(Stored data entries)
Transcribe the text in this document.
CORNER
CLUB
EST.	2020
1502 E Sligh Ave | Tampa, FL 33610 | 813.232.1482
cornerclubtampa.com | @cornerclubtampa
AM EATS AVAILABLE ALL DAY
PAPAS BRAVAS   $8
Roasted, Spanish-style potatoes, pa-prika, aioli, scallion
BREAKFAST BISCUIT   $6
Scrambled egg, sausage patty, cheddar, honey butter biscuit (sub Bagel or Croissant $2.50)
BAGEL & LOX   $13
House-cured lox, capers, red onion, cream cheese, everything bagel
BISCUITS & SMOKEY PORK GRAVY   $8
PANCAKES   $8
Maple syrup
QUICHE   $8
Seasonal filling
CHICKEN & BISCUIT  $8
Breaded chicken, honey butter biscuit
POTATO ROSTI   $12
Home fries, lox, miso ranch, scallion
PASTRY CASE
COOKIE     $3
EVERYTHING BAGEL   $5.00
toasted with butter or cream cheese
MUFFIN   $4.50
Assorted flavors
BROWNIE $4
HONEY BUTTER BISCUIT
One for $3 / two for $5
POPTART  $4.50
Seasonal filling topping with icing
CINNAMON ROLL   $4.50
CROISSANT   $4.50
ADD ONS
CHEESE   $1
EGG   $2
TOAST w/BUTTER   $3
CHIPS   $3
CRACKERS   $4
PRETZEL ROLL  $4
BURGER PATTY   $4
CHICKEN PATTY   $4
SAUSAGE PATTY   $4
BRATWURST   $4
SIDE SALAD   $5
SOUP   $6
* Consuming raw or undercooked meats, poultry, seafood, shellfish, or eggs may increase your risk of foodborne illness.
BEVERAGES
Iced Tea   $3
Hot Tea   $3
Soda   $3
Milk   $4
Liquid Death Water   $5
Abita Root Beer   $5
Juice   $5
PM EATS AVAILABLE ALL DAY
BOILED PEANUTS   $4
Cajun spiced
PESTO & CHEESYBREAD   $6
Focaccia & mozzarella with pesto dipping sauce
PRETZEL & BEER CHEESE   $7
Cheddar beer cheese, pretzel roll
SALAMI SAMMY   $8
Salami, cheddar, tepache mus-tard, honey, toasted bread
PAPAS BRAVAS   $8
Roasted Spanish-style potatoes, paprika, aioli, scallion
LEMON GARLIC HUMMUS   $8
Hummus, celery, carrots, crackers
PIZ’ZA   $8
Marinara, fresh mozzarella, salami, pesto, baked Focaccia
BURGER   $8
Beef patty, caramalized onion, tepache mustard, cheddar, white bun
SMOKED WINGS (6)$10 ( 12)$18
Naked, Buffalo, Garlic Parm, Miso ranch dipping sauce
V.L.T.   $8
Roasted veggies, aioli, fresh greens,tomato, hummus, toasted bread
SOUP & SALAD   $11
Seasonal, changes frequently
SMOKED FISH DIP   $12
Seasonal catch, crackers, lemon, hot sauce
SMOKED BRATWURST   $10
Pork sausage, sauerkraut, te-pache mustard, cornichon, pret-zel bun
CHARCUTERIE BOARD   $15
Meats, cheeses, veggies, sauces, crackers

• _BRIEF_:
Transcribe all of the entries without altering anything.

• _RESPONSE BELOW_:
Transcribe the text in this document.
CORNER
CLUB
EST.	2020
1502 E Sligh Ave | Tampa, FL 33610 | 813.232.1482
cornerclubtampa.com | @cornerclubtampa
AM EATS AVAILABLE ALL DAY
PAPAS BRAVAS   $8
Roasted, Spanish-style potatoes, pa-prika, aioli, scallion
BREAKFAST BISCUIT   $6
Scrambled egg, sausage patty, cheddar, honey butter biscuit (sub Bagel or Croissant $2.50)
BAGEL & LOX   $13
House-cured lox, capers, red onion, cream cheese, everything bagel
BISCUITS & SMOKEY PORK GRAVY   $8
PANCAKES   $8
Maple syrup
QUICHE   $8
Seasonal filling
CHICKEN & BISCUIT  $8
Breaded chicken, honey butter biscuit
POTATO ROSTI   $12
Home fries, lox, miso ranch, scallion
PASTRY CASE
COOKIE     $3
EVERYTHING BAGEL   $5.00
toasted with butter or cream cheese
MUFFIN   $4.50
Assorted flavors
BROWNIE $4
HONEY BUTTER BISCUIT
One for $3 / two for $5
POPTART  $4.50
Seasonal filling topping with icing
CINNAMON ROLL   $4.50
CROISSANT   $4.50
ADD ONS
CHEESE   $1
EGG   $2
TOAST w/BUTTER   $3
CHIPS   $3
CRACKERS   $4
PRETZEL ROLL  $4
BURGER PATTY   $4
CHICKEN PATTY   $4
SAUSAGE PATTY   $4
BRATWURST   $4
SIDE SALAD   $5
SOUP   $6
* Consuming raw or undercooked meats, poultry, seafood, shellfish, or eggs may increase your risk of foodborne illness.
BEVERAGES
Iced Tea   $3
Hot Tea   $3
Soda   $3
Milk   $4
Liquid Death Water   $5
Abita Root Beer   $5
Juice   $5
PM EATS AVAILABLE ALL DAY
BOILED PEANUTS   $4
Cajun spiced
PESTO & CHEESYBREAD   $6
Focaccia & mozzarella with pesto dipping sauce
PRETZEL & BEER CHEESE   $7
Cheddar beer cheese, pretzel roll
SALAMI SAMMY   $8
Salami, cheddar, tepache mus-tard, honey, toasted bread
PAPAS BRAVAS   $8
Roasted Spanish-style potatoes, paprika, aioli, scallion
LEMON GARLIC HUMMUS   $8
Hummus, celery, carrots, crackers
PIZ’ZA   $8
Marinara, fresh mozzarella, salami, pesto, baked Focaccia
BURGER   $8
Beef patty, caramalized onion, tepache mustard, cheddar, white bun
SMOKED WINGS (6)$10 ( 12)$18
Naked, Buffalo, Garlic Parm, Miso ranch dipping sauce
V.L.T.   $8
Roasted veggies, aioli, fresh greens,tomato, hummus, toasted bread
SOUP & SALAD   $11
Seasonal, changes frequently
SMOKED FISH DIP   $12
Seasonal catch, crackers, lemon, hot sauce
SMOKED BRATWURST   $10
Pork sausage, sauerkraut, te-pache mustard, cornichon, pret-zel bun
CHARCUTERIE BOARD   $15
Meats, cheeses, veggies, sauces, crackers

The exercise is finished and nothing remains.